● Given exercise: Retype each line exactly. Skip images.

%%

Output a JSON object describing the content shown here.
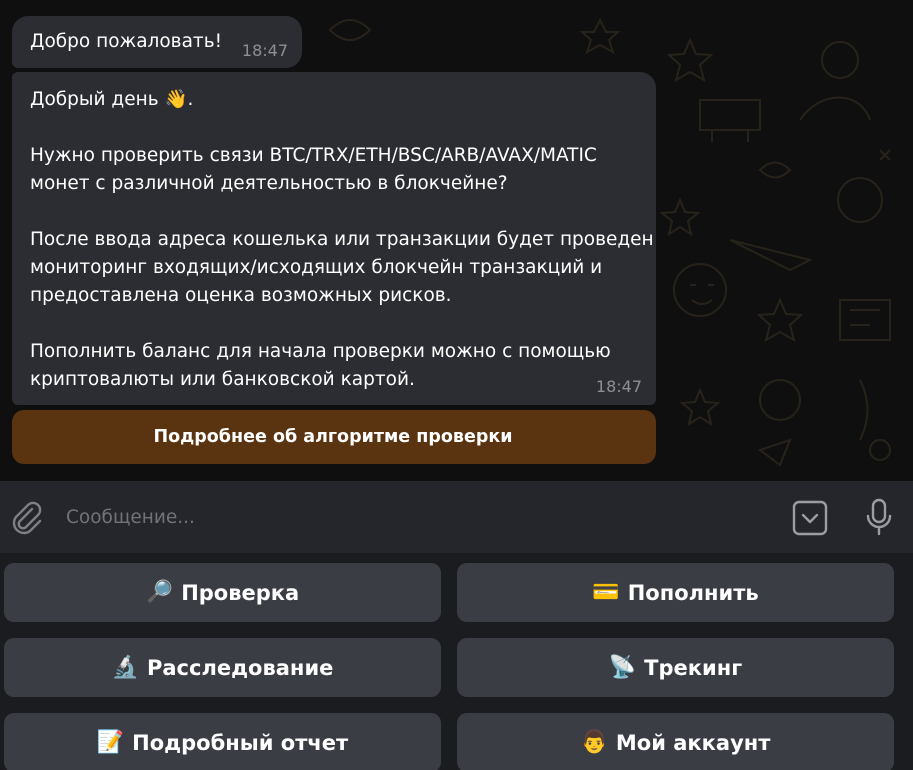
{
  "chat": {
    "welcome": {
      "text": "Добро пожаловать!",
      "time": "18:47"
    },
    "message": {
      "greeting": "Добрый день 👋.",
      "lines_p1": [
        "Нужно проверить связи BTC/TRX/ETH/BSC/ARB/AVAX/MATIC",
        "монет с различной деятельностью в блокчейне?"
      ],
      "lines_p2": [
        "После ввода адреса кошелька или транзакции будет проведен",
        "мониторинг входящих/исходящих блокчейн транзакций и",
        "предоставлена оценка возможных рисков."
      ],
      "lines_p3": [
        "Пополнить баланс для начала проверки можно с помощью",
        "криптовалюты или банковской картой."
      ],
      "time": "18:47"
    },
    "inline_button": "Подробнее об алгоритме проверки",
    "inline_button_color": "#5a3410"
  },
  "input": {
    "placeholder": "Сообщение...",
    "value": "",
    "icons": [
      "paperclip-icon",
      "keyboard-toggle-icon",
      "microphone-icon"
    ]
  },
  "keyboard": {
    "buttons": [
      {
        "emoji": "🔎",
        "label": "Проверка"
      },
      {
        "emoji": "💳",
        "label": "Пополнить"
      },
      {
        "emoji": "🔬",
        "label": "Расследование"
      },
      {
        "emoji": "📡",
        "label": "Трекинг"
      },
      {
        "emoji": "📝",
        "label": "Подробный отчет"
      },
      {
        "emoji": "👨",
        "label": "Мой аккаунт"
      }
    ]
  },
  "colors": {
    "bubble": "#2b2d33",
    "chat_bg": "#0f0f0f",
    "input_bar": "#24262b",
    "keyboard_bg": "#1b1c20",
    "keyboard_button": "#3a3d44",
    "time_text": "#8c8f96"
  }
}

%%

● Answer in full:
Output a JSON object describing the content shown here.
{
  "chat": {
    "welcome": {
      "text": "Добро пожаловать!",
      "time": "18:47"
    },
    "message": {
      "greeting": "Добрый день 👋.",
      "lines_p1": [
        "Нужно проверить связи BTC/TRX/ETH/BSC/ARB/AVAX/MATIC",
        "монет с различной деятельностью в блокчейне?"
      ],
      "lines_p2": [
        "После ввода адреса кошелька или транзакции будет проведен",
        "мониторинг входящих/исходящих блокчейн транзакций и",
        "предоставлена оценка возможных рисков."
      ],
      "lines_p3": [
        "Пополнить баланс для начала проверки можно с помощью",
        "криптовалюты или банковской картой."
      ],
      "time": "18:47"
    },
    "inline_button": "Подробнее об алгоритме проверки",
    "inline_button_color": "#5a3410"
  },
  "input": {
    "placeholder": "Сообщение...",
    "value": "",
    "icons": [
      "paperclip-icon",
      "keyboard-toggle-icon",
      "microphone-icon"
    ]
  },
  "keyboard": {
    "buttons": [
      {
        "emoji": "🔎",
        "label": "Проверка"
      },
      {
        "emoji": "💳",
        "label": "Пополнить"
      },
      {
        "emoji": "🔬",
        "label": "Расследование"
      },
      {
        "emoji": "📡",
        "label": "Трекинг"
      },
      {
        "emoji": "📝",
        "label": "Подробный отчет"
      },
      {
        "emoji": "👨",
        "label": "Мой аккаунт"
      }
    ]
  },
  "colors": {
    "bubble": "#2b2d33",
    "chat_bg": "#0f0f0f",
    "input_bar": "#24262b",
    "keyboard_bg": "#1b1c20",
    "keyboard_button": "#3a3d44",
    "time_text": "#8c8f96"
  }
}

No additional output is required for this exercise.